Figure data in JSON

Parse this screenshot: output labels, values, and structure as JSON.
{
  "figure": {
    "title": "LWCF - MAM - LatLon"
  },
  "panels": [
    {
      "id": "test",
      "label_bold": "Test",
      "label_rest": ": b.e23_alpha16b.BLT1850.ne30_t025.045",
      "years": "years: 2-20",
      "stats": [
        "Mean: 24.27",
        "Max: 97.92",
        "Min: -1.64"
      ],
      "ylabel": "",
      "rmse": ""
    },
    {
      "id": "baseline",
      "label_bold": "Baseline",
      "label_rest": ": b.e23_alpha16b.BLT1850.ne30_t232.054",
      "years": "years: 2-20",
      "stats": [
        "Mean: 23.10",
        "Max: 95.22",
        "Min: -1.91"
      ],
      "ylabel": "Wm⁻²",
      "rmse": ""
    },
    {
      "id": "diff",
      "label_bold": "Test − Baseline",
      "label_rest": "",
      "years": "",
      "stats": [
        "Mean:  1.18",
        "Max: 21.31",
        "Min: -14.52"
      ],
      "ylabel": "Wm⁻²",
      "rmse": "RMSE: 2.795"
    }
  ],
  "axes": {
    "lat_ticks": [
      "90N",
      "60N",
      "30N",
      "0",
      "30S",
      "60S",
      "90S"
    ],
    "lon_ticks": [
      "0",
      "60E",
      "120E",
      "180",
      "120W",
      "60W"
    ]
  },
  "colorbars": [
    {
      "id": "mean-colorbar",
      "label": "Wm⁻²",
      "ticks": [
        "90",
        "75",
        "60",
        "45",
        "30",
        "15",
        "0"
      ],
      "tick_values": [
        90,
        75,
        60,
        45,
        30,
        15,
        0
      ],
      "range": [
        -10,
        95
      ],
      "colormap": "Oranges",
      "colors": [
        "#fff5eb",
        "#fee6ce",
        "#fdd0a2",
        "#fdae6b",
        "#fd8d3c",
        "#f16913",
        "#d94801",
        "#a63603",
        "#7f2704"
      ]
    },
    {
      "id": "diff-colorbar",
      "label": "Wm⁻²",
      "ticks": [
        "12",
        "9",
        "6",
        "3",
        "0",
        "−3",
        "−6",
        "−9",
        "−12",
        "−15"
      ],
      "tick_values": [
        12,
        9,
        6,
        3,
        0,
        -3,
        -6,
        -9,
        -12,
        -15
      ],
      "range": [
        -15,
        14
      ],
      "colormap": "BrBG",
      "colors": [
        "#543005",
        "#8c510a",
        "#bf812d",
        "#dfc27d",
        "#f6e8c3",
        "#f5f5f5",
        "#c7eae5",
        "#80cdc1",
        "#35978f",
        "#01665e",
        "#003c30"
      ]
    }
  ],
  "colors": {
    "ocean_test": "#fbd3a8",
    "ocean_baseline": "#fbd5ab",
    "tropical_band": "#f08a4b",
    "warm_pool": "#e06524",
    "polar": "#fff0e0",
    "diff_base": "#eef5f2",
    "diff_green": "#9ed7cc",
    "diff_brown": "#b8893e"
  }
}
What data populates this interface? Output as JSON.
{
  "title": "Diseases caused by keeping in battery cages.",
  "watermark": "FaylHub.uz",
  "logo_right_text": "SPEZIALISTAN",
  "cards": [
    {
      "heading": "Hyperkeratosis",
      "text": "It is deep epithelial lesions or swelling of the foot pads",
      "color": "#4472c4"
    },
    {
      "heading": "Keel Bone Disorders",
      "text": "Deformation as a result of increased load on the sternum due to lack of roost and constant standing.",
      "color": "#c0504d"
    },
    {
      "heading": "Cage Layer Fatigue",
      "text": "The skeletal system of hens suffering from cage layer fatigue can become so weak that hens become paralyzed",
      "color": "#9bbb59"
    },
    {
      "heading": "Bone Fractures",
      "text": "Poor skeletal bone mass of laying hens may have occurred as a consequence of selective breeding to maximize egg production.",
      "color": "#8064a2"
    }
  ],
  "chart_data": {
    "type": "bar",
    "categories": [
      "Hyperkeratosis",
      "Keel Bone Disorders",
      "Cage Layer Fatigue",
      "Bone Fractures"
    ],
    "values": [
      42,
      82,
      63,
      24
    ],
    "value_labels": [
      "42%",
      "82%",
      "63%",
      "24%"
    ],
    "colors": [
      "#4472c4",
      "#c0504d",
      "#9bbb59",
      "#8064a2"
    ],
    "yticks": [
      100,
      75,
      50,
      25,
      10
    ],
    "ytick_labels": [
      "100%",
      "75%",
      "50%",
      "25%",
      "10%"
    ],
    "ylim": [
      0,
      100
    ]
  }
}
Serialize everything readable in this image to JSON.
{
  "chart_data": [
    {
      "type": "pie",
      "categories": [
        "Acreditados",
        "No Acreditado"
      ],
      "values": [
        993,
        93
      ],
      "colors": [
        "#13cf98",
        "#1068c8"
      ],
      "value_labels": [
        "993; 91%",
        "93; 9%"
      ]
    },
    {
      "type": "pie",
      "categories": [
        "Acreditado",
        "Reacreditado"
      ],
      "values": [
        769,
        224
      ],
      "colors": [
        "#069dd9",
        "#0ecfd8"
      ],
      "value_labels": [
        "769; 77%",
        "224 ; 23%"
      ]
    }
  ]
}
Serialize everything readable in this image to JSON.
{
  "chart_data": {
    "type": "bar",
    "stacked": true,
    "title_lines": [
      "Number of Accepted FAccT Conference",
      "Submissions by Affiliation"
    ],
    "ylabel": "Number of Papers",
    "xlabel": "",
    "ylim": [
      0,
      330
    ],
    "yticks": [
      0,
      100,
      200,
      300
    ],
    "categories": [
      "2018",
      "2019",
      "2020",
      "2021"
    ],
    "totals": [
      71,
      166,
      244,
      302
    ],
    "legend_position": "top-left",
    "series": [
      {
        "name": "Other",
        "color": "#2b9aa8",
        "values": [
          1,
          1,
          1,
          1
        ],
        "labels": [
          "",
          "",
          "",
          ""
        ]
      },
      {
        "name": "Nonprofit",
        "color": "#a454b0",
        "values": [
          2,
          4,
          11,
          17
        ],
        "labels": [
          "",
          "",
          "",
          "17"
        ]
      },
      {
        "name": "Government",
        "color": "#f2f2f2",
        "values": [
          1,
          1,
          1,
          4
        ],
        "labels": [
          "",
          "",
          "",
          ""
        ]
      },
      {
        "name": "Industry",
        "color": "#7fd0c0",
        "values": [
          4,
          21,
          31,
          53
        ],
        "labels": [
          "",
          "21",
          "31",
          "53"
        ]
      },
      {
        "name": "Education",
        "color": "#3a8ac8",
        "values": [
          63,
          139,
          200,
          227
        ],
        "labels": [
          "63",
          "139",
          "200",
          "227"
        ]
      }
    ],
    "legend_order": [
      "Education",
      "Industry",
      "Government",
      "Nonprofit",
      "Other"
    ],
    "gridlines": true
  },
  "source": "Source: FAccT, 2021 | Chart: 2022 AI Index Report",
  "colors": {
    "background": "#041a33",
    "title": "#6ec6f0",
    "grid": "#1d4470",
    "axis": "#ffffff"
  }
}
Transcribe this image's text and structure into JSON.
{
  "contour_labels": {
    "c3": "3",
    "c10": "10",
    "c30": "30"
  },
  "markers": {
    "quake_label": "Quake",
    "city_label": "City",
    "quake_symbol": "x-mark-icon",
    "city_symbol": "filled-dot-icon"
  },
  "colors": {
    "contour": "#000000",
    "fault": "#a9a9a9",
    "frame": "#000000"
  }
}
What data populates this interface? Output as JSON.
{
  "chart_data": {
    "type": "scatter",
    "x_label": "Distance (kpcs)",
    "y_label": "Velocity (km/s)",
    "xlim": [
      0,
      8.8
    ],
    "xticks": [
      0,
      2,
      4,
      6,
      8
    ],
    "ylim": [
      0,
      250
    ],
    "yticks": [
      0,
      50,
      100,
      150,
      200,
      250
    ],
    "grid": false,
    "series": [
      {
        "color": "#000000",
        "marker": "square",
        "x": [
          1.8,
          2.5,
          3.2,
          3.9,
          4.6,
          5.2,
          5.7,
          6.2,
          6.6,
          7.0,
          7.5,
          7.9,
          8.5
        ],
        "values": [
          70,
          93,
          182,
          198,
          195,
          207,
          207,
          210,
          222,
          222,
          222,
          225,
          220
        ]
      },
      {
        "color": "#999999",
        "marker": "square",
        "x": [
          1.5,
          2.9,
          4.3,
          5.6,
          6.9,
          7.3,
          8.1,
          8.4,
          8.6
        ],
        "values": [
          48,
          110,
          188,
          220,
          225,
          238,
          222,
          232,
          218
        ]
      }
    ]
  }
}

• What to work on: Which lines include "structure"? Copy each of them out.

• Task answer:
Parse this screenshot: output labels, values, and structure as JSON.
Transcribe this image's text and structure into JSON.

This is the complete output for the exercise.